- Texto fornecido
━━━━━━━━━━━━━━━━━━━━

Se há investimentos, onde estão os frutos? Se há progresso, por que a fome persiste? Se Cabinda é um território em ascensão, por que seus filhos partem em busca de esperança noutras paragens?
A resposta não se encontra no discurso presidencial, mas na dureza da vida quotidiana. A marginalização de Cabinda não é um acaso, mas um projeto político. É um grito contido, abafado por decretos e pelo peso de um centralismo asfixiante que nega aos cabindenses o direito de serem protagonistas da própria história.
DIREITO À AUTODETERMINAÇÃO: ENTRE O PAPEL E A PRÁTICA
O caso de Cabinda não é apenas um drama político e social, mas uma questão de Direito Internacional, onde o princípio da autodeterminação dos povos – tão exaltado nos discursos de Angola quando se trata de sua própria independência – é negado aos cabindenses com a frieza de um veto silencioso.

━━━━━━━━━━━━━━━━━━━━

- Excertos da listagem
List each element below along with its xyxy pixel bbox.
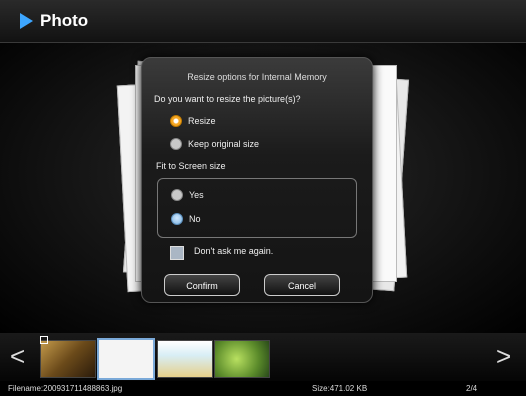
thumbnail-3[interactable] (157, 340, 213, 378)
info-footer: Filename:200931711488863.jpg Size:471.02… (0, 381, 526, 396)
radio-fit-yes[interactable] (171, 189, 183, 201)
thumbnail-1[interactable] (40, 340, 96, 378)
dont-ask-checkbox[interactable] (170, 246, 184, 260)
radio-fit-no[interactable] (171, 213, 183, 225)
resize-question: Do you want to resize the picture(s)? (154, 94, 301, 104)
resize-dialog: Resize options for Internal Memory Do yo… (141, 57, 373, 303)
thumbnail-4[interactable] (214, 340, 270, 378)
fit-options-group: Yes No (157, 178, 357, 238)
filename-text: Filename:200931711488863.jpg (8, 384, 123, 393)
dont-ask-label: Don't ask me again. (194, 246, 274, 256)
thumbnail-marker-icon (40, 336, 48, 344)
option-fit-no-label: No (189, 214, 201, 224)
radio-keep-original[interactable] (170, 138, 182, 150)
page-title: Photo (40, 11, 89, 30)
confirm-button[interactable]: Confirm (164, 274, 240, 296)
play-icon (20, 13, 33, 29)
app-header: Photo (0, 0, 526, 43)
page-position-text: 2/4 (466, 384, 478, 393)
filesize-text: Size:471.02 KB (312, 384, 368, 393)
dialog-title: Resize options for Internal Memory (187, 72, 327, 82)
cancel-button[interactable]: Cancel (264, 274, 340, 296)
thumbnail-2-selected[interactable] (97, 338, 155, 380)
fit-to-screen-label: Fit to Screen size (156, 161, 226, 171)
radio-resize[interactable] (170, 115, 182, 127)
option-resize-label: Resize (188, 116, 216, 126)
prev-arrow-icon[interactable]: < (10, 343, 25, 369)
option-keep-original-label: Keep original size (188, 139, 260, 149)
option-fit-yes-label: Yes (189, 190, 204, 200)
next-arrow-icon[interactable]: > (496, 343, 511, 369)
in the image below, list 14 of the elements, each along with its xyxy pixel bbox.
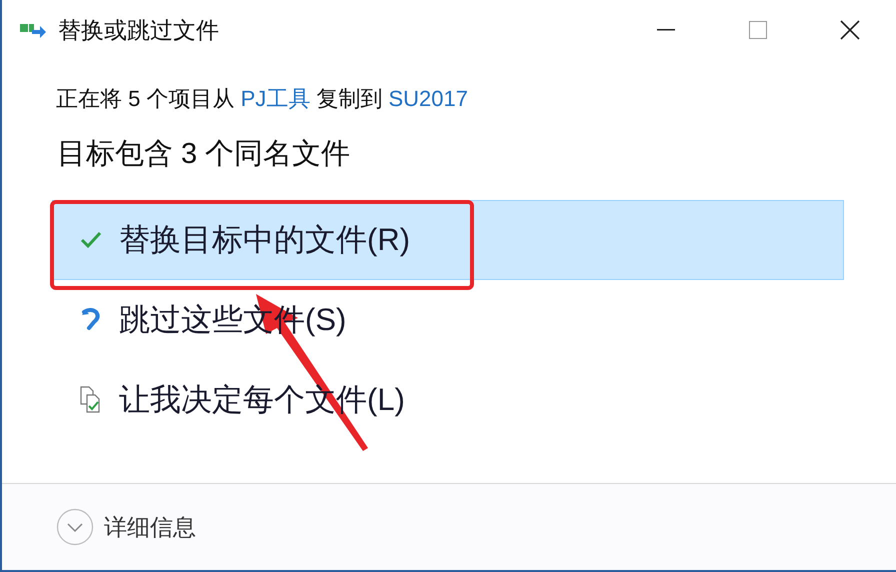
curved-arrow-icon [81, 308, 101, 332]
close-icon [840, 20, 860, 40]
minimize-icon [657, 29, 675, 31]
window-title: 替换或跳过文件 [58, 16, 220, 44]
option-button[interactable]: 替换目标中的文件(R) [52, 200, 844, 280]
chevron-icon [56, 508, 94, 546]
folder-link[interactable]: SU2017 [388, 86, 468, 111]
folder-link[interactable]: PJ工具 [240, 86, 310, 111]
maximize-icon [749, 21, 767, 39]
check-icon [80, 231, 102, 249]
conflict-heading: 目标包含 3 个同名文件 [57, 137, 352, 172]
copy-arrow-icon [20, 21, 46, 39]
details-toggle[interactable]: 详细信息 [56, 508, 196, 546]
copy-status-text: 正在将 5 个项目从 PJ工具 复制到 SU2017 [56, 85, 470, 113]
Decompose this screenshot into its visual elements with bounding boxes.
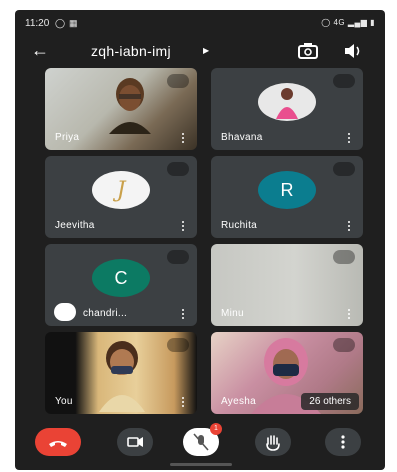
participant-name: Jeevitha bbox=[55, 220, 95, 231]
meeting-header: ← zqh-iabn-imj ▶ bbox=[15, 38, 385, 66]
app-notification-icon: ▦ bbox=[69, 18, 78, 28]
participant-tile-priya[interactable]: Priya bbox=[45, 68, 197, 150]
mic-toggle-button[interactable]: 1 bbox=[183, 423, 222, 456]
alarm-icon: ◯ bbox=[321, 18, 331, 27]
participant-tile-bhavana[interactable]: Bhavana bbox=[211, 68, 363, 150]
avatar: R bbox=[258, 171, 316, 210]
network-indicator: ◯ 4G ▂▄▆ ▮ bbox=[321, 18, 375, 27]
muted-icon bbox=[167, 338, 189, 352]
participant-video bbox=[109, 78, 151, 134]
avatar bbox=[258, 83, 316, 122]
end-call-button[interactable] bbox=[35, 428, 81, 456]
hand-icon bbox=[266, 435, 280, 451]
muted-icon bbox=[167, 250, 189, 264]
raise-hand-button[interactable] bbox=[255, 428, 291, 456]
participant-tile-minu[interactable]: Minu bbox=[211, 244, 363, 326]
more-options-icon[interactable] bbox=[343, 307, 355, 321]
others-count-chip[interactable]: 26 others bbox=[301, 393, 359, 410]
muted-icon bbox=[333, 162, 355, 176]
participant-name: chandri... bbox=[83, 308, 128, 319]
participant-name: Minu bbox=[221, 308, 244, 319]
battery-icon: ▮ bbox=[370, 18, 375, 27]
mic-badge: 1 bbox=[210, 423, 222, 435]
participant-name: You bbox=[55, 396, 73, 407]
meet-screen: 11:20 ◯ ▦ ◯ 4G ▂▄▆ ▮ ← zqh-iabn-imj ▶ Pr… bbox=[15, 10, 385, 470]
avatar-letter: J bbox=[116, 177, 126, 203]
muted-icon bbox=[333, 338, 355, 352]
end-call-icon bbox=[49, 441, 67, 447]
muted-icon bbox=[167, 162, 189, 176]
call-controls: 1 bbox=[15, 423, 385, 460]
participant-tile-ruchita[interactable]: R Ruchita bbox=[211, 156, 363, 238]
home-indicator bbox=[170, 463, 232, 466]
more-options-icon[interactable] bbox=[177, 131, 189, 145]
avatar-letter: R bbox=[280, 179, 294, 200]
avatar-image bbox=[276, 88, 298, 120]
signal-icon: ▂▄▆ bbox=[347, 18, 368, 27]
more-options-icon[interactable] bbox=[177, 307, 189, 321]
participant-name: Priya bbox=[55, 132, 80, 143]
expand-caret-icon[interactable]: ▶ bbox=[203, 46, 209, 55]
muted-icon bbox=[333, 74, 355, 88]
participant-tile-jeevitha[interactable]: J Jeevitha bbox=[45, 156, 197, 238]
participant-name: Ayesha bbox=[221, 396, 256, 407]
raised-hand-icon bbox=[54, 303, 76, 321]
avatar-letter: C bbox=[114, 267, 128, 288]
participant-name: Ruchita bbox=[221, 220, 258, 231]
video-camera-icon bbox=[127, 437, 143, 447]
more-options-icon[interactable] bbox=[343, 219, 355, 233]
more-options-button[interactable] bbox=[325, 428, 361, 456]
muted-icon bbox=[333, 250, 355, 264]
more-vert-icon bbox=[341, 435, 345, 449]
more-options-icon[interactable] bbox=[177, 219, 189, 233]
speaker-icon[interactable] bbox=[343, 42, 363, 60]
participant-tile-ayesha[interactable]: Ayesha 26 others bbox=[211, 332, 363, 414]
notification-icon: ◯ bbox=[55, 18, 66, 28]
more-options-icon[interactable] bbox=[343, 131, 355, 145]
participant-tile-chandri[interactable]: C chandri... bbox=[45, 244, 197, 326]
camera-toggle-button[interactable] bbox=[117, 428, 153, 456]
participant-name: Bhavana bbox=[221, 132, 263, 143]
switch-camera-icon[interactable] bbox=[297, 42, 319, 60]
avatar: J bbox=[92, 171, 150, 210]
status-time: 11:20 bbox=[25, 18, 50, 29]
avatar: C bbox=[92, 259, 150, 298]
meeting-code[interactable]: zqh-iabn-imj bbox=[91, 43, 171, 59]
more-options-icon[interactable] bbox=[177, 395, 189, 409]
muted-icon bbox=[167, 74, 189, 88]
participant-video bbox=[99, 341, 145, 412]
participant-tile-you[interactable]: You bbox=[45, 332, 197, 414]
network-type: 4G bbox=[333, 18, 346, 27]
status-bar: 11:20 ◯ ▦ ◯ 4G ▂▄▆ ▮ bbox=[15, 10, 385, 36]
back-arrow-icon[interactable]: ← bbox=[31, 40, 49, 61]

━━━━━━━━━━━━━━━━━━━━

- Tarefa proposta
Prossiga o texto fornecido sobre Cabinda a partir da última frase apresentada.

- Resposta ao exercício
• A Carta das Nações Unidas (Artigo 1.º, n.º 2) proclama o direito dos povos a dispor de seu próprio destino;
• A Resolução 1514 (XV) da Assembleia Geral da ONU, de 1960, estabelece que toda nação sob domínio estrangeiro deve alcançar a autodeterminação sem obstáculos impostos;
• O Pacto Internacional sobre Direitos Civis e Políticos (Artigo 1.º) garante que todos os povos têm o direito de determinar livremente seu status político e seu desenvolvimento econômico, social e cultural.
Contudo, em Cabinda, essas normas não passam de ecos distantes, letras mortas que jamais se converteram em realidade. A autonomia é um sonho proibido, a independência é um crime de pensamento, a liberdade é uma utopia perseguida.
A REPRESSÃO COMO POLÍTICA DE GOVERNO
Ao longo das décadas, a resposta do Estado angolano às reivindicações cabindenses não foi o diálogo, mas sim a militarização, a repressão, a prisão arbitrária de ativistas e a constante violação dos direitos humanos. O simples ato de levantar a voz em Cabinda é tratado como um ato subversivo, como se exigir dignidade fosse um delito contra a pátria.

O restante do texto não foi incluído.